◆ Exercise task
Return the material word for word. Do not include pictures.

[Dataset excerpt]
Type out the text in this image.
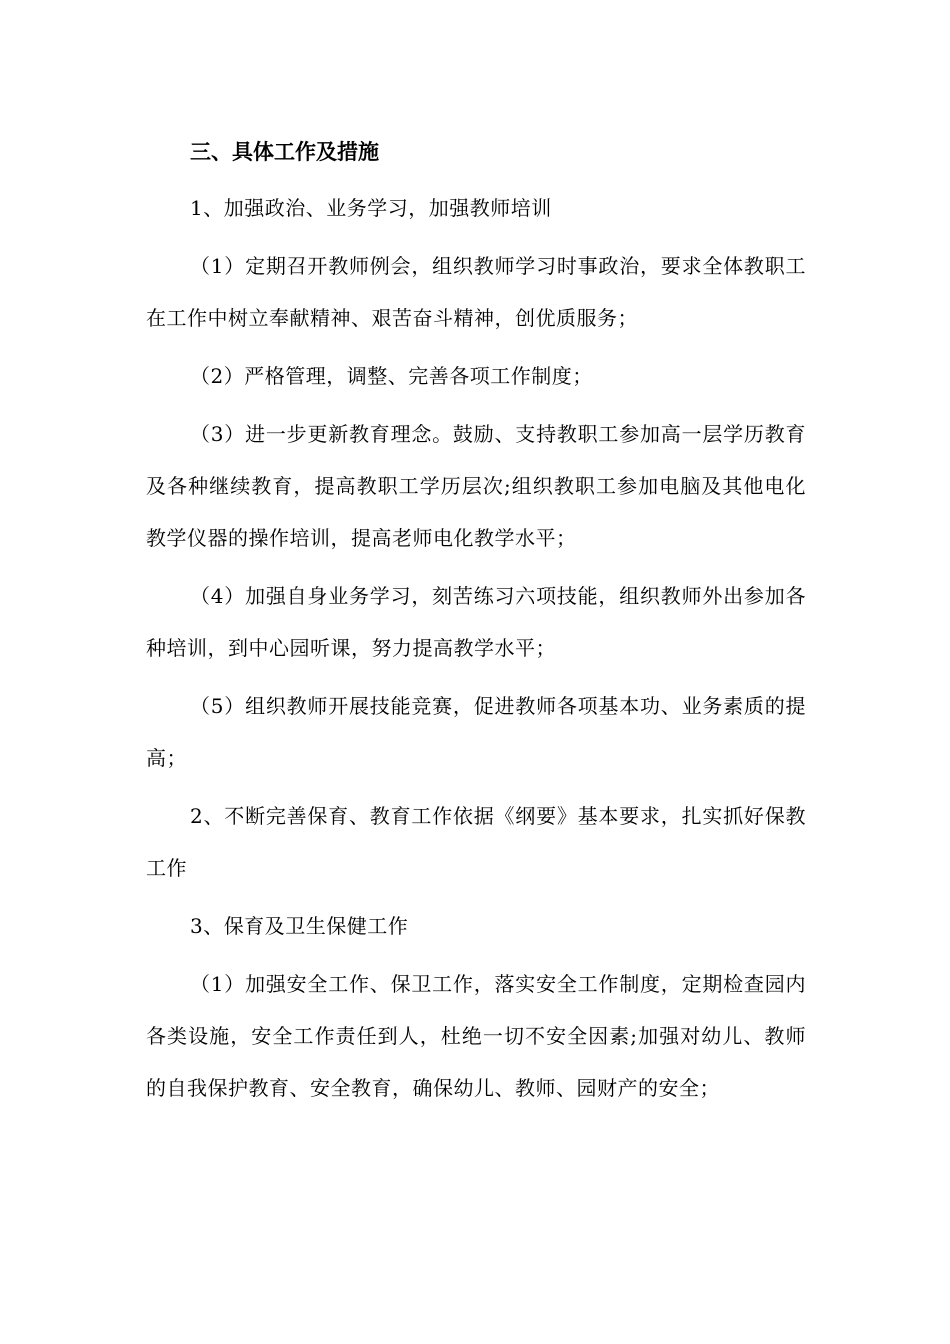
三、具体工作及措施

1、加强政治、业务学习，加强教师培训

（1）定期召开教师例会，组织教师学习时事政治，要求全体教职工在工作中树立奉献精神、艰苦奋斗精神，创优质服务；

（2）严格管理，调整、完善各项工作制度；

（3）进一步更新教育理念。鼓励、支持教职工参加高一层学历教育及各种继续教育，提高教职工学历层次;组织教职工参加电脑及其他电化教学仪器的操作培训，提高老师电化教学水平；

（4）加强自身业务学习，刻苦练习六项技能，组织教师外出参加各种培训，到中心园听课，努力提高教学水平；

（5）组织教师开展技能竞赛，促进教师各项基本功、业务素质的提高；

2、不断完善保育、教育工作依据《纲要》基本要求，扎实抓好保教工作

3、保育及卫生保健工作

（1）加强安全工作、保卫工作，落实安全工作制度，定期检查园内各类设施，安全工作责任到人，杜绝一切不安全因素;加强对幼儿、教师的自我保护教育、安全教育，确保幼儿、教师、园财产的安全；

◆ Result for this exercise
Type out the text in this image.
三、具体工作及措施

1、加强政治、业务学习，加强教师培训

（1）定期召开教师例会，组织教师学习时事政治，要求全体教职工在工作中树立奉献精神、艰苦奋斗精神，创优质服务；

（2）严格管理，调整、完善各项工作制度；

（3）进一步更新教育理念。鼓励、支持教职工参加高一层学历教育及各种继续教育，提高教职工学历层次;组织教职工参加电脑及其他电化教学仪器的操作培训，提高老师电化教学水平；

（4）加强自身业务学习，刻苦练习六项技能，组织教师外出参加各种培训，到中心园听课，努力提高教学水平；

（5）组织教师开展技能竞赛，促进教师各项基本功、业务素质的提高；

2、不断完善保育、教育工作依据《纲要》基本要求，扎实抓好保教工作

3、保育及卫生保健工作

（1）加强安全工作、保卫工作，落实安全工作制度，定期检查园内各类设施，安全工作责任到人，杜绝一切不安全因素;加强对幼儿、教师的自我保护教育、安全教育，确保幼儿、教师、园财产的安全；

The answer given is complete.